- **What you are asked to do**
Please output every line of the material as it stands, without the pictures.

- **Data for this task**
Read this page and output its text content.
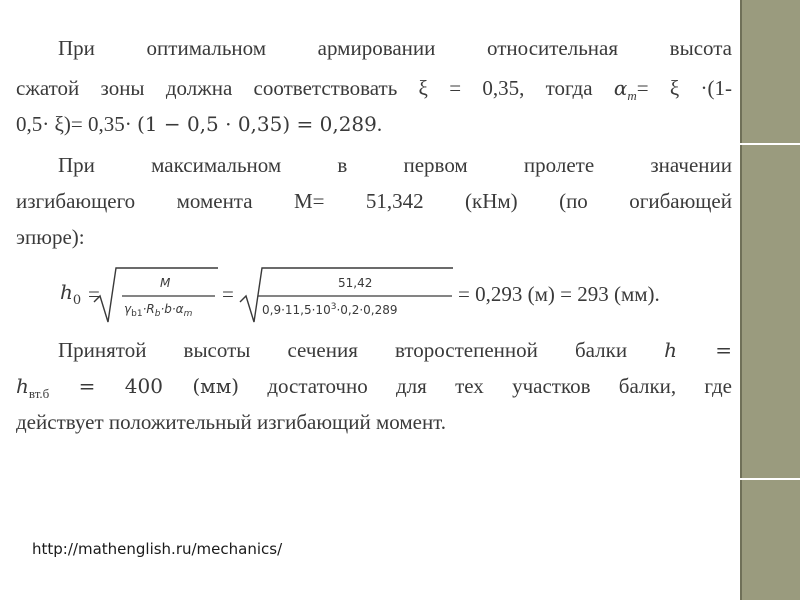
При оптимальном армировании относительная высота
сжатой зоны должна соответствовать ξ = 0,35, тогда $\alpha_m= \xi \cdot(1-$
0,5· ξ)= 0,35· (1 − 0,5 · 0,35) = 0,289.
При максимальном в первом пролете значении
изгибающего момента М= 51,342 (кНм) (по огибающей
эпюре):
$h_0$ =	M
$\gamma_{b1}\cdot R_b\cdot b\cdot\alpha_m$
=	51,42
$0,9\cdot 11,5\cdot 10^3\cdot 0,2\cdot 0,289$
= 0,293 (м) = 293 (мм).
Принятой высоты сечения второстепенной балки h =
$h_{вт.б} = 400$ (мм) достаточно для тех участков балки, где
действует положительный изгибающий момент.
http://mathenglish.ru/mechanics/
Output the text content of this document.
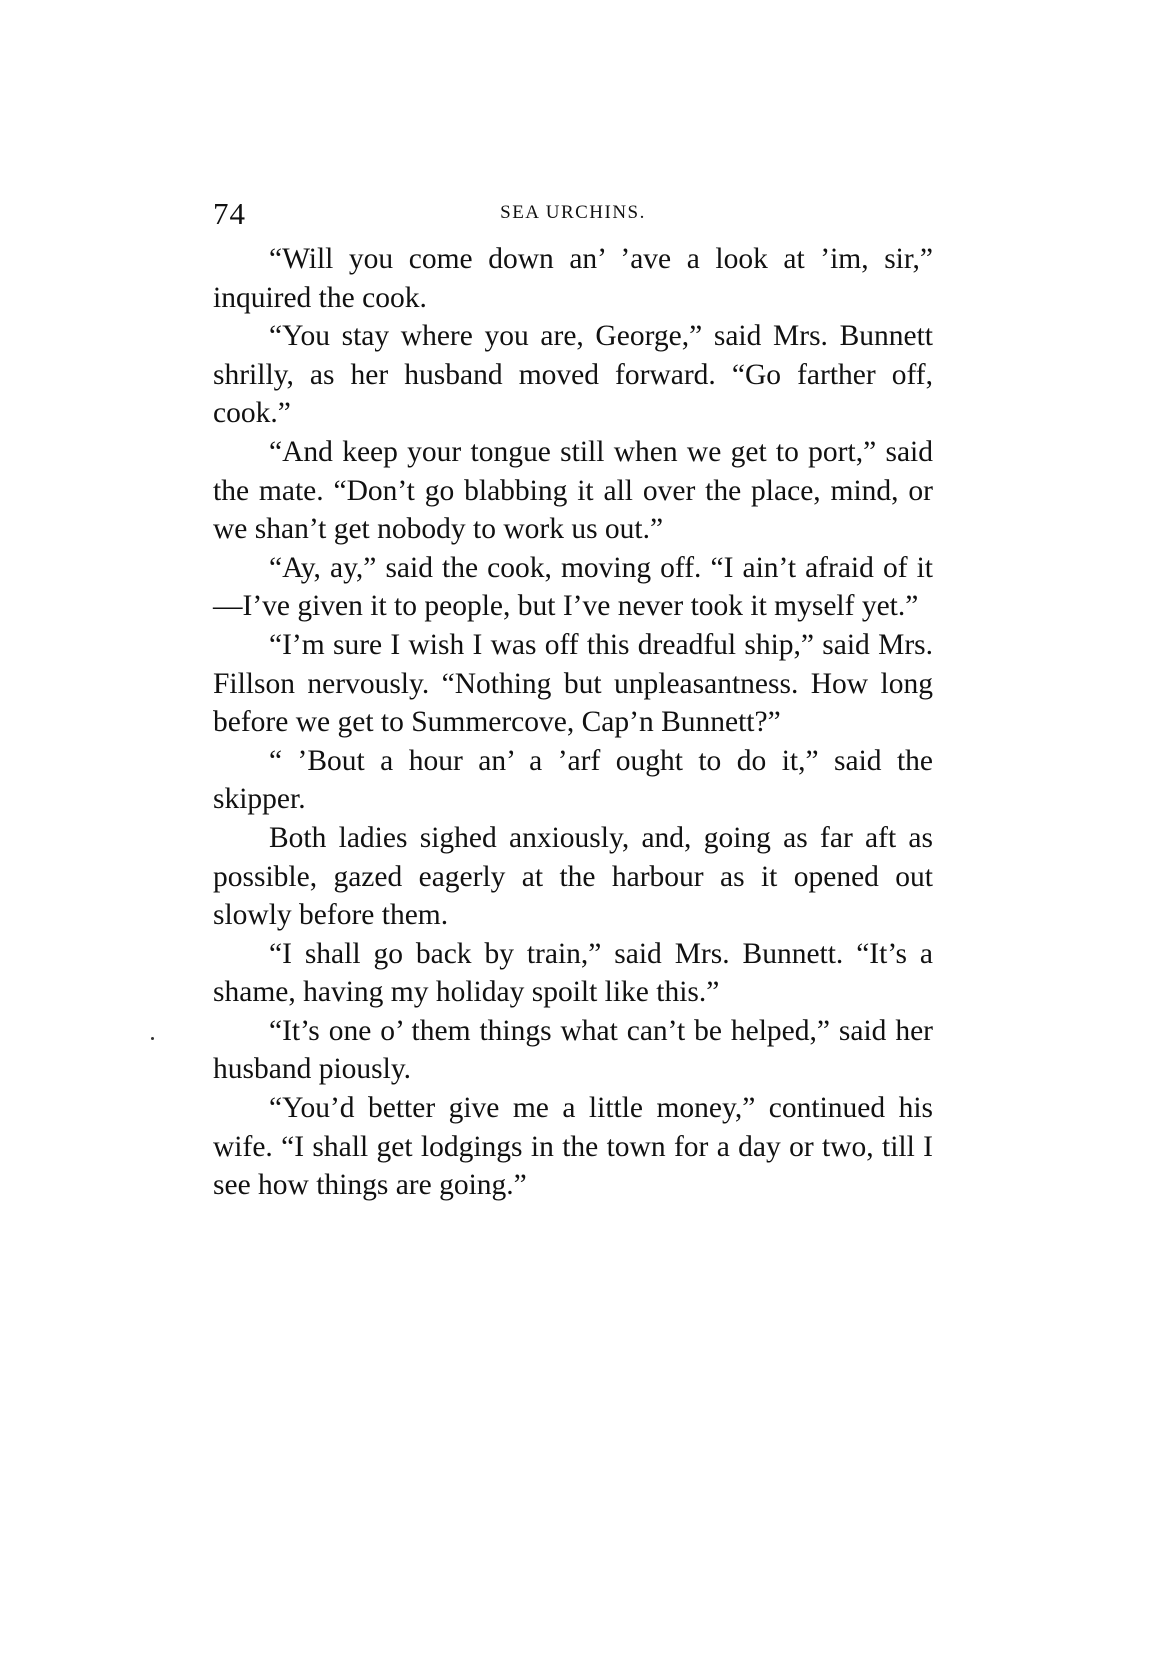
74	SEA URCHINS.

“Will you come down an’ ’ave a look at ’im, sir,” inquired the cook.

“You stay where you are, George,” said Mrs. Bunnett shrilly, as her husband moved forward. “Go farther off, cook.”

“And keep your tongue still when we get to port,” said the mate. “Don’t go blabbing it all over the place, mind, or we shan’t get nobody to work us out.”

“Ay, ay,” said the cook, moving off. “I ain’t afraid of it—I’ve given it to people, but I’ve never took it myself yet.”

“I’m sure I wish I was off this dreadful ship,” said Mrs. Fillson nervously. “Nothing but unpleasantness. How long before we get to Summercove, Cap’n Bunnett?”

“ ’Bout a hour an’ a ’arf ought to do it,” said the skipper.

Both ladies sighed anxiously, and, going as far aft as possible, gazed eagerly at the harbour as it opened out slowly before them.

“I shall go back by train,” said Mrs. Bunnett. “It’s a shame, having my holiday spoilt like this.”

“It’s one o’ them things what can’t be helped,” said her husband piously.

“You’d better give me a little money,” continued his wife. “I shall get lodgings in the town for a day or two, till I see how things are going.”
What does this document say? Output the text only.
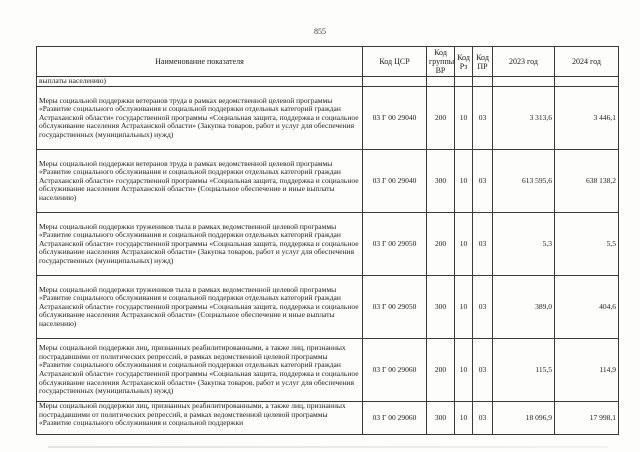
855
Наименование показателя	Код ЦСР	Код группы ВР	Код Рз	Код ПР	2023 год	2024 год
выплаты населению)						
Меры социальной поддержки ветеранов труда в рамках ведомственной целевой программы «Развитие социального обслуживания и социальной поддержки отдельных категорий граждан Астраханской области» государственной программы «Социальная защита, поддержка и социальное обслуживание населения Астраханской области» (Закупка товаров, работ и услуг для обеспечения государственных (муниципальных) нужд)	03 Г 00 29040	200	10	03	3 313,6	3 446,1
Меры социальной поддержки ветеранов труда в рамках ведомственной целевой программы «Развитие социального обслуживания и социальной поддержки отдельных категорий граждан Астраханской области» государственной программы «Социальная защита, поддержка и социальное обслуживание населения Астраханской области» (Социальное обеспечение и иные выплаты населению)	03 Г 00 29040	300	10	03	613 595,6	638 138,2
Меры социальной поддержки тружеников тыла в рамках ведомственной целевой программы «Развитие социального обслуживания и социальной поддержки отдельных категорий граждан Астраханской области» государственной программы «Социальная защита, поддержка и социальное обслуживание населения Астраханской области» (Закупка товаров, работ и услуг для обеспечения государственных (муниципальных) нужд)	03 Г 00 29050	200	10	03	5,3	5,5
Меры социальной поддержки тружеников тыла в рамках ведомственной целевой программы «Развитие социального обслуживания и социальной поддержки отдельных категорий граждан Астраханской области» государственной программы «Социальная защита, поддержка и социальное обслуживание населения Астраханской области» (Социальное обеспечение и иные выплаты населению)	03 Г 00 29050	300	10	03	389,0	404,6
Меры социальной поддержки лиц, признанных реабилитированными, а также лиц, признанных пострадавшими от политических репрессий, в рамках ведомственной целевой программы «Развитие социального обслуживания и социальной поддержки отдельных категорий граждан Астраханской области» государственной программы «Социальная защита, поддержка и социальное обслуживание населения Астраханской области» (Закупка товаров, работ и услуг для обеспечения государственных (муниципальных) нужд)	03 Г 00 29060	200	10	03	115,5	114,9
Меры социальной поддержки лиц, признанных реабилитированными, а также лиц, признанных пострадавшими от политических репрессий, в рамках ведомственной целевой программы «Развитие социального обслуживания и социальной поддержки	03 Г 00 29060	300	10	03	18 096,9	17 998,1
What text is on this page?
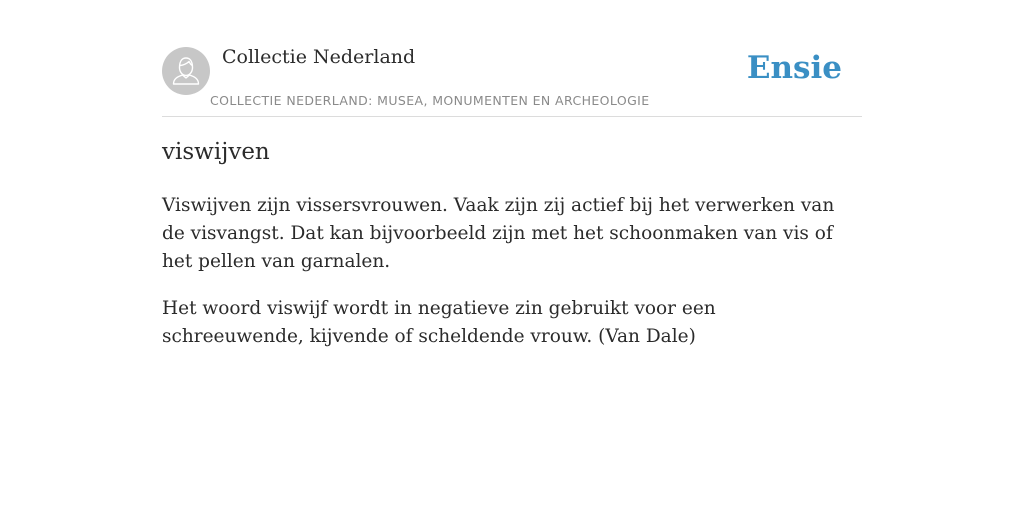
Collectie Nederland
COLLECTIE NEDERLAND: MUSEA, MONUMENTEN EN ARCHEOLOGIE
Ensie
viswijven

Viswijven zijn vissersvrouwen. Vaak zijn zij actief bij het verwerken van de visvangst. Dat kan bijvoorbeeld zijn met het schoonmaken van vis of het pellen van garnalen.

Het woord viswijf wordt in negatieve zin gebruikt voor een schreeuwende, kijvende of scheldende vrouw. (Van Dale)
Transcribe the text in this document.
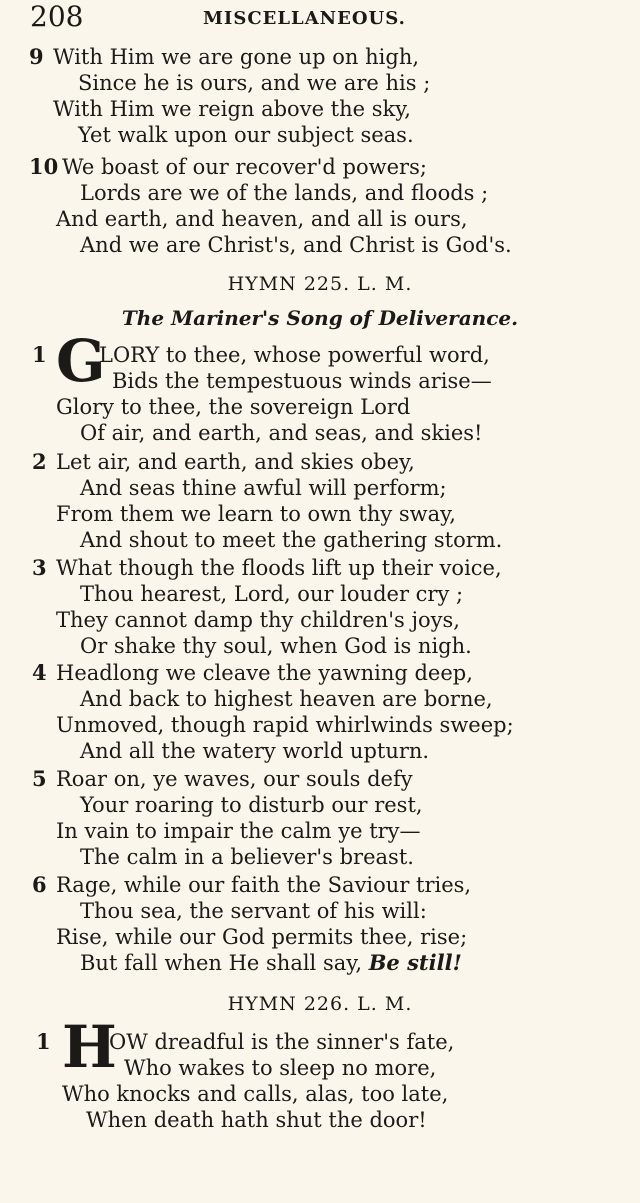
208	MISCELLANEOUS.
9 With Him we are gone up on high,
Since he is ours, and we are his ;
With Him we reign above the sky,
Yet walk upon our subject seas.
10 We boast of our recover'd powers;
Lords are we of the lands, and floods ;
And earth, and heaven, and all is ours,
And we are Christ's, and Christ is God's.
HYMN 225. L. M.
The Mariner's Song of Deliverance.
1 G
LORY to thee, whose powerful word,
Bids the tempestuous winds arise—
Glory to thee, the sovereign Lord
Of air, and earth, and seas, and skies!
2 Let air, and earth, and skies obey,
And seas thine awful will perform;
From them we learn to own thy sway,
And shout to meet the gathering storm.
3 What though the floods lift up their voice,
Thou hearest, Lord, our louder cry ;
They cannot damp thy children's joys,
Or shake thy soul, when God is nigh.
4 Headlong we cleave the yawning deep,
And back to highest heaven are borne,
Unmoved, though rapid whirlwinds sweep;
And all the watery world upturn.
5 Roar on, ye waves, our souls defy
Your roaring to disturb our rest,
In vain to impair the calm ye try—
The calm in a believer's breast.
6 Rage, while our faith the Saviour tries,
Thou sea, the servant of his will:
Rise, while our God permits thee, rise;
But fall when He shall say, Be still!
HYMN 226. L. M.
1 H
OW dreadful is the sinner's fate,
Who wakes to sleep no more,
Who knocks and calls, alas, too late,
When death hath shut the door!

- **In response**
Read this page and output its text content.
При оптимальном армировании относительная высота
сжатой зоны должна соответствовать ξ = 0,35, тогда $\alpha_m= \xi \cdot(1-$
0,5· ξ)= 0,35· (1 − 0,5 · 0,35) = 0,289.
При максимальном в первом пролете значении
изгибающего момента М= 51,342 (кНм) (по огибающей
эпюре):
$h_0$ =	M
$\gamma_{b1}\cdot R_b\cdot b\cdot\alpha_m$
=	51,42
$0,9\cdot 11,5\cdot 10^3\cdot 0,2\cdot 0,289$
= 0,293 (м) = 293 (мм).
Принятой высоты сечения второстепенной балки h =
$h_{вт.б} = 400$ (мм) достаточно для тех участков балки, где
действует положительный изгибающий момент.
http://mathenglish.ru/mechanics/
Output the text content of this document.
74	SEA URCHINS.

“Will you come down an’ ’ave a look at ’im, sir,” inquired the cook.

“You stay where you are, George,” said Mrs. Bunnett shrilly, as her husband moved forward. “Go farther off, cook.”

“And keep your tongue still when we get to port,” said the mate. “Don’t go blabbing it all over the place, mind, or we shan’t get nobody to work us out.”

“Ay, ay,” said the cook, moving off. “I ain’t afraid of it—I’ve given it to people, but I’ve never took it myself yet.”

“I’m sure I wish I was off this dreadful ship,” said Mrs. Fillson nervously. “Nothing but unpleasantness. How long before we get to Summercove, Cap’n Bunnett?”

“ ’Bout a hour an’ a ’arf ought to do it,” said the skipper.

Both ladies sighed anxiously, and, going as far aft as possible, gazed eagerly at the harbour as it opened out slowly before them.

“I shall go back by train,” said Mrs. Bunnett. “It’s a shame, having my holiday spoilt like this.”

“It’s one o’ them things what can’t be helped,” said her husband piously.

“You’d better give me a little money,” continued his wife. “I shall get lodgings in the town for a day or two, till I see how things are going.”
What does this document say? Output the text only.
855
Наименование показателя	Код ЦСР	Код группы ВР	Код Рз	Код ПР	2023 год	2024 год
выплаты населению)						
Меры социальной поддержки ветеранов труда в рамках ведомственной целевой программы «Развитие социального обслуживания и социальной поддержки отдельных категорий граждан Астраханской области» государственной программы «Социальная защита, поддержка и социальное обслуживание населения Астраханской области» (Закупка товаров, работ и услуг для обеспечения государственных (муниципальных) нужд)	03 Г 00 29040	200	10	03	3 313,6	3 446,1
Меры социальной поддержки ветеранов труда в рамках ведомственной целевой программы «Развитие социального обслуживания и социальной поддержки отдельных категорий граждан Астраханской области» государственной программы «Социальная защита, поддержка и социальное обслуживание населения Астраханской области» (Социальное обеспечение и иные выплаты населению)	03 Г 00 29040	300	10	03	613 595,6	638 138,2
Меры социальной поддержки тружеников тыла в рамках ведомственной целевой программы «Развитие социального обслуживания и социальной поддержки отдельных категорий граждан Астраханской области» государственной программы «Социальная защита, поддержка и социальное обслуживание населения Астраханской области» (Закупка товаров, работ и услуг для обеспечения государственных (муниципальных) нужд)	03 Г 00 29050	200	10	03	5,3	5,5
Меры социальной поддержки тружеников тыла в рамках ведомственной целевой программы «Развитие социального обслуживания и социальной поддержки отдельных категорий граждан Астраханской области» государственной программы «Социальная защита, поддержка и социальное обслуживание населения Астраханской области» (Социальное обеспечение и иные выплаты населению)	03 Г 00 29050	300	10	03	389,0	404,6
Меры социальной поддержки лиц, признанных реабилитированными, а также лиц, признанных пострадавшими от политических репрессий, в рамках ведомственной целевой программы «Развитие социального обслуживания и социальной поддержки отдельных категорий граждан Астраханской области» государственной программы «Социальная защита, поддержка и социальное обслуживание населения Астраханской области» (Закупка товаров, работ и услуг для обеспечения государственных (муниципальных) нужд)	03 Г 00 29060	200	10	03	115,5	114,9
Меры социальной поддержки лиц, признанных реабилитированными, а также лиц, признанных пострадавшими от политических репрессий, в рамках ведомственной целевой программы «Развитие социального обслуживания и социальной поддержки	03 Г 00 29060	300	10	03	18 096,9	17 998,1
What text is on this page?
Collectie Nederland
COLLECTIE NEDERLAND: MUSEA, MONUMENTEN EN ARCHEOLOGIE
Ensie
viswijven

Viswijven zijn vissersvrouwen. Vaak zijn zij actief bij het verwerken van de visvangst. Dat kan bijvoorbeeld zijn met het schoonmaken van vis of het pellen van garnalen.

Het woord viswijf wordt in negatieve zin gebruikt voor een schreeuwende, kijvende of scheldende vrouw. (Van Dale)
Transcribe the text in this document.
208	MISCELLANEOUS.
9 With Him we are gone up on high,
Since he is ours, and we are his ;
With Him we reign above the sky,
Yet walk upon our subject seas.
10 We boast of our recover'd powers;
Lords are we of the lands, and floods ;
And earth, and heaven, and all is ours,
And we are Christ's, and Christ is God's.
HYMN 225. L. M.
The Mariner's Song of Deliverance.
1 G
LORY to thee, whose powerful word,
Bids the tempestuous winds arise—
Glory to thee, the sovereign Lord
Of air, and earth, and seas, and skies!
2 Let air, and earth, and skies obey,
And seas thine awful will perform;
From them we learn to own thy sway,
And shout to meet the gathering storm.
3 What though the floods lift up their voice,
Thou hearest, Lord, our louder cry ;
They cannot damp thy children's joys,
Or shake thy soul, when God is nigh.
4 Headlong we cleave the yawning deep,
And back to highest heaven are borne,
Unmoved, though rapid whirlwinds sweep;
And all the watery world upturn.
5 Roar on, ye waves, our souls defy
Your roaring to disturb our rest,
In vain to impair the calm ye try—
The calm in a believer's breast.
6 Rage, while our faith the Saviour tries,
Thou sea, the servant of his will:
Rise, while our God permits thee, rise;
But fall when He shall say, Be still!
HYMN 226. L. M.
1 H
OW dreadful is the sinner's fate,
Who wakes to sleep no more,
Who knocks and calls, alas, too late,
When death hath shut the door!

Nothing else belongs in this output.